• _TASK DIRECTIONS_
Take the line that contains "Read all visible content and emit it as JSON." as the first line and the last line of the material below as the final one; reproduce exactly the lines between, inclusive.

+++++

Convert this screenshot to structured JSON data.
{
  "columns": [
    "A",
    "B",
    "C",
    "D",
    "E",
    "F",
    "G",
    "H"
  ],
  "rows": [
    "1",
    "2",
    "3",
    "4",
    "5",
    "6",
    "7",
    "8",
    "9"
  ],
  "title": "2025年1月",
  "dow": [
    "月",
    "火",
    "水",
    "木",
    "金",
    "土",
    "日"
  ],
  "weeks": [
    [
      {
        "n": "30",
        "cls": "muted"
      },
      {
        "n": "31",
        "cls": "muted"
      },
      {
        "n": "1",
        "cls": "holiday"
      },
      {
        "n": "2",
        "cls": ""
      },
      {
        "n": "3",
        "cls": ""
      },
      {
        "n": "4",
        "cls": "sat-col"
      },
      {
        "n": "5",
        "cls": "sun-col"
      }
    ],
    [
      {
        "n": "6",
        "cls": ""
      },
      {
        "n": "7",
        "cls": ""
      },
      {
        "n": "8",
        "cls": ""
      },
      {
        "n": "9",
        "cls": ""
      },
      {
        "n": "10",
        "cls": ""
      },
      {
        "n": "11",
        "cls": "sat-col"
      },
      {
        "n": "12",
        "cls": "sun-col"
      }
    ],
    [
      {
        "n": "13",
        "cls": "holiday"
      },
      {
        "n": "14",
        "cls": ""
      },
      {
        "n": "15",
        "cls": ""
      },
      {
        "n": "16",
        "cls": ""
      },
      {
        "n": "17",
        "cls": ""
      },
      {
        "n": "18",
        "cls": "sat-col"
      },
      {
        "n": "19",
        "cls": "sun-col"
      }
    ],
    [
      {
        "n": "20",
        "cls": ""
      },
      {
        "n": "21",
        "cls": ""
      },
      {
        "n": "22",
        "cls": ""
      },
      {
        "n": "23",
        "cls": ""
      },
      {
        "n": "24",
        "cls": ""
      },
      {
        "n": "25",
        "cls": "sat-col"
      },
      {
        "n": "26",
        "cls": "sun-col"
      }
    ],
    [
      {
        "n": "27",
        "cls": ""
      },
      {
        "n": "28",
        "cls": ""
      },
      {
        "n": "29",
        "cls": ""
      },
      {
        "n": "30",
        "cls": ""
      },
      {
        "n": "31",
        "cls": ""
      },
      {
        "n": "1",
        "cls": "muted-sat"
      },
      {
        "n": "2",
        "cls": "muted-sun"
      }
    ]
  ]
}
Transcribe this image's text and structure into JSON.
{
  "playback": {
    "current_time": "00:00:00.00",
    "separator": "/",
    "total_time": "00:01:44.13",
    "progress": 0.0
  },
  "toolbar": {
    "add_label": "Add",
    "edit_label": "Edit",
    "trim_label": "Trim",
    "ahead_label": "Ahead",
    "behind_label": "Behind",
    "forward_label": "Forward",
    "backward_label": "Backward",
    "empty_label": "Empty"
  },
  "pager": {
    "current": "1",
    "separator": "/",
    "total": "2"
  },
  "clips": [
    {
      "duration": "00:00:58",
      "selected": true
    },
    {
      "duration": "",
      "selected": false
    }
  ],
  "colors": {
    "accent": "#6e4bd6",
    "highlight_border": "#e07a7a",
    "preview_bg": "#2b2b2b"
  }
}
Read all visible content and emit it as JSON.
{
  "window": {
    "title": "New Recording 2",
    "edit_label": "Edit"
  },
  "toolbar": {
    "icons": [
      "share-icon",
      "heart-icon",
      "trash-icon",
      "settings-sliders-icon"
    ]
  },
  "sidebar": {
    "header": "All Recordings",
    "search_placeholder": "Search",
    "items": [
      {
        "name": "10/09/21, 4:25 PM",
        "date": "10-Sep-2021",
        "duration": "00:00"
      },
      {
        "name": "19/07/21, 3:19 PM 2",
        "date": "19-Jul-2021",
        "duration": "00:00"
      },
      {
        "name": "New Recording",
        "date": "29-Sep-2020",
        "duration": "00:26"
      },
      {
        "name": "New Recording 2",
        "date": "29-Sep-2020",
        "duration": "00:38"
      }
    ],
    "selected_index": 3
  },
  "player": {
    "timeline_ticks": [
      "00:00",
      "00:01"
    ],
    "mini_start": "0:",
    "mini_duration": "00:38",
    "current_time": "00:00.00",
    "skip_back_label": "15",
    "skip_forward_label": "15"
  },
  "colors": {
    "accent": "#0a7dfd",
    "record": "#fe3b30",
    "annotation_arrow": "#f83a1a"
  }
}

+++++

• _RESULT_
Read all visible content and emit it as JSON.
{
  "window": {
    "title": "New Recording 2",
    "edit_label": "Edit"
  },
  "toolbar": {
    "icons": [
      "share-icon",
      "heart-icon",
      "trash-icon",
      "settings-sliders-icon"
    ]
  },
  "sidebar": {
    "header": "All Recordings",
    "search_placeholder": "Search",
    "items": [
      {
        "name": "10/09/21, 4:25 PM",
        "date": "10-Sep-2021",
        "duration": "00:00"
      },
      {
        "name": "19/07/21, 3:19 PM 2",
        "date": "19-Jul-2021",
        "duration": "00:00"
      },
      {
        "name": "New Recording",
        "date": "29-Sep-2020",
        "duration": "00:26"
      },
      {
        "name": "New Recording 2",
        "date": "29-Sep-2020",
        "duration": "00:38"
      }
    ],
    "selected_index": 3
  },
  "player": {
    "timeline_ticks": [
      "00:00",
      "00:01"
    ],
    "mini_start": "0:",
    "mini_duration": "00:38",
    "current_time": "00:00.00",
    "skip_back_label": "15",
    "skip_forward_label": "15"
  },
  "colors": {
    "accent": "#0a7dfd",
    "record": "#fe3b30",
    "annotation_arrow": "#f83a1a"
  }
}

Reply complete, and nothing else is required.